Figure content listings:
========================

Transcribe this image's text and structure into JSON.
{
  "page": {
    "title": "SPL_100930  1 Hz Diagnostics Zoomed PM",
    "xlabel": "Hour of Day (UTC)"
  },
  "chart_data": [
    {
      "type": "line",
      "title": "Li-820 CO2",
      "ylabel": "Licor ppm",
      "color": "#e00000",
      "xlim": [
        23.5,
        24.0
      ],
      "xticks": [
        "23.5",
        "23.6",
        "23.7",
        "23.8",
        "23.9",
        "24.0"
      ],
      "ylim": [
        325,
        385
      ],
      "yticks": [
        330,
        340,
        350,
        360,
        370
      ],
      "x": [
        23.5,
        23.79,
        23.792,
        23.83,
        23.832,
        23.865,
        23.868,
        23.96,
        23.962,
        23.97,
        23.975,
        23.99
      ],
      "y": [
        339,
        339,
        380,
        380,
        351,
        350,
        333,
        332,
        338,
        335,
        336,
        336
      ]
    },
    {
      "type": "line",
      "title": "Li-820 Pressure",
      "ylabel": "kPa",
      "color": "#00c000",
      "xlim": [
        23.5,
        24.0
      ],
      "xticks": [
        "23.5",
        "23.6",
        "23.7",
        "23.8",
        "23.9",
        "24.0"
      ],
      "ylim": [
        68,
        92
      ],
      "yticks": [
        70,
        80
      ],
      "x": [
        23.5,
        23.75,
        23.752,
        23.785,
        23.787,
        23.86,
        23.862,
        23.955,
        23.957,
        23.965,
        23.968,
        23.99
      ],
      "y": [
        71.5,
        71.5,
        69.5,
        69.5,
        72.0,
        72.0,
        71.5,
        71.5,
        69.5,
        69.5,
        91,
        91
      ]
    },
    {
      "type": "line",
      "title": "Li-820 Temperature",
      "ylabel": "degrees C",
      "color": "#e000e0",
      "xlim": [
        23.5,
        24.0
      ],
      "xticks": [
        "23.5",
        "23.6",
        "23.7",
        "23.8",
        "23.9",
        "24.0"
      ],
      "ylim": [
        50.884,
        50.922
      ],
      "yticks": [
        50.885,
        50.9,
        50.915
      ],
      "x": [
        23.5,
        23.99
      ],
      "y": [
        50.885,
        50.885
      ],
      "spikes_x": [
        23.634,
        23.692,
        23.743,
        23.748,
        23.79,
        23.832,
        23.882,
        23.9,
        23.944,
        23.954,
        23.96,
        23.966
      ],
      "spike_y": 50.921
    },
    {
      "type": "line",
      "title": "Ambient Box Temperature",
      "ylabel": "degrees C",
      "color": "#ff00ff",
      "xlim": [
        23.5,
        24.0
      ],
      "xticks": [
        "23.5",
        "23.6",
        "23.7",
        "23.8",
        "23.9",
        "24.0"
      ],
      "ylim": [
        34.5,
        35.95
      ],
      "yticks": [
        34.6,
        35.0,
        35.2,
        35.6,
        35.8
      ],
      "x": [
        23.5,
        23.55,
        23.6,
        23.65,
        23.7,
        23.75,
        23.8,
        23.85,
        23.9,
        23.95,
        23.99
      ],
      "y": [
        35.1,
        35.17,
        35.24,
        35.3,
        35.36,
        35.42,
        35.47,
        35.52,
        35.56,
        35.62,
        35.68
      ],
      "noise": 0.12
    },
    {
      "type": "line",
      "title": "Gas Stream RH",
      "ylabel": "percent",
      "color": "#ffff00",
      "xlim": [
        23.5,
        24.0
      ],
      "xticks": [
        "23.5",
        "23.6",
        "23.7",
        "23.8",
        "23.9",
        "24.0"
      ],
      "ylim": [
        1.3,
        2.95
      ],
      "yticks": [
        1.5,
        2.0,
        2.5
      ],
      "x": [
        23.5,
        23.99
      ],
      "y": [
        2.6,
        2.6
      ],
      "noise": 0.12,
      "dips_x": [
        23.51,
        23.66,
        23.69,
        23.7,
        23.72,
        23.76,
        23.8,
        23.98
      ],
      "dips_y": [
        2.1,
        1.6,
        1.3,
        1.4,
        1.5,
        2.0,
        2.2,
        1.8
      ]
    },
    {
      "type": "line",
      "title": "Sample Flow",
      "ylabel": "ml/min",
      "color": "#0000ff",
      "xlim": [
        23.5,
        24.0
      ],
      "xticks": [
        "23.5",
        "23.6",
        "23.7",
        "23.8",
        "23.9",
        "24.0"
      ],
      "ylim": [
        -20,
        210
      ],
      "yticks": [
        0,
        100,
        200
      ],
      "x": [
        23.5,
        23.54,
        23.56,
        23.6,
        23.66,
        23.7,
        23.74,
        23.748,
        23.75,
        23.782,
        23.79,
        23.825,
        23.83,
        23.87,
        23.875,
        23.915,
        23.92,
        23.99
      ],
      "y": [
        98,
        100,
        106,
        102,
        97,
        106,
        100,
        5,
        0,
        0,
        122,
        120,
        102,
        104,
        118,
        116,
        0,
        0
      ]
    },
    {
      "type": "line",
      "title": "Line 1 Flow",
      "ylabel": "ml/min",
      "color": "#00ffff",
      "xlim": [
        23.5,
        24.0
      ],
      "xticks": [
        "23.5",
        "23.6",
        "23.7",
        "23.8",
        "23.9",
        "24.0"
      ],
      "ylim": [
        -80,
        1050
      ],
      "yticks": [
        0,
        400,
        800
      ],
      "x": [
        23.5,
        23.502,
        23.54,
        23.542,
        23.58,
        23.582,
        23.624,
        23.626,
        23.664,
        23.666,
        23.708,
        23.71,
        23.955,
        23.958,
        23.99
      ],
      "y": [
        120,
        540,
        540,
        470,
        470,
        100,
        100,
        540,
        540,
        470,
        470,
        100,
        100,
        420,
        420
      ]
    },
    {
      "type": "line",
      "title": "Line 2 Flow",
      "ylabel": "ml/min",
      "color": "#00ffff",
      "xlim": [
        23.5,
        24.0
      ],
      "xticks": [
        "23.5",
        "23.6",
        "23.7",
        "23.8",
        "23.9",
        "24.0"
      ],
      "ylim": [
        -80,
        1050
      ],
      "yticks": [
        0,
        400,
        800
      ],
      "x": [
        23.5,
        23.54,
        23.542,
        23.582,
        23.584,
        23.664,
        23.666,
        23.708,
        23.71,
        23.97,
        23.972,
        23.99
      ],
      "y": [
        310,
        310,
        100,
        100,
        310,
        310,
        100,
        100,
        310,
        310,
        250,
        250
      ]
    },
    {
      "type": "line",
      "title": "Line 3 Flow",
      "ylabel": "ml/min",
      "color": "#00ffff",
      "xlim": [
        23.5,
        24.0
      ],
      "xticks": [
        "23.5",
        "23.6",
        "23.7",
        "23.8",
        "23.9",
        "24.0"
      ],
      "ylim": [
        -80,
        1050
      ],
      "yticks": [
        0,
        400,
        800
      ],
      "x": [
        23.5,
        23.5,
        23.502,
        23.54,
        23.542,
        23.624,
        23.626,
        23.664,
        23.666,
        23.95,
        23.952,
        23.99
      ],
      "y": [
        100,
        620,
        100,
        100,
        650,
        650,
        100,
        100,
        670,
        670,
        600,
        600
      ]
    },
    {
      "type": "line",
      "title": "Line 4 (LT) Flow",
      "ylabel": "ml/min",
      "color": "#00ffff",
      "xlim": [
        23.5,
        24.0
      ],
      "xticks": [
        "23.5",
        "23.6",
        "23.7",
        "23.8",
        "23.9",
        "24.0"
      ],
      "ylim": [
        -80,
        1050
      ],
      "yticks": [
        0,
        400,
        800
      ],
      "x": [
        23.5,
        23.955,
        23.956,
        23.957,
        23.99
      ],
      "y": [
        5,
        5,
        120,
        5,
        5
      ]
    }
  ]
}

========================

◆ Exercise: Single out each line of the records above with the string "Flow" in it, and copy it.

◆ Answer:
      "title": "Sample Flow",
      "title": "Line 1 Flow",
      "title": "Line 2 Flow",
      "title": "Line 3 Flow",
      "title": "Line 4 (LT) Flow",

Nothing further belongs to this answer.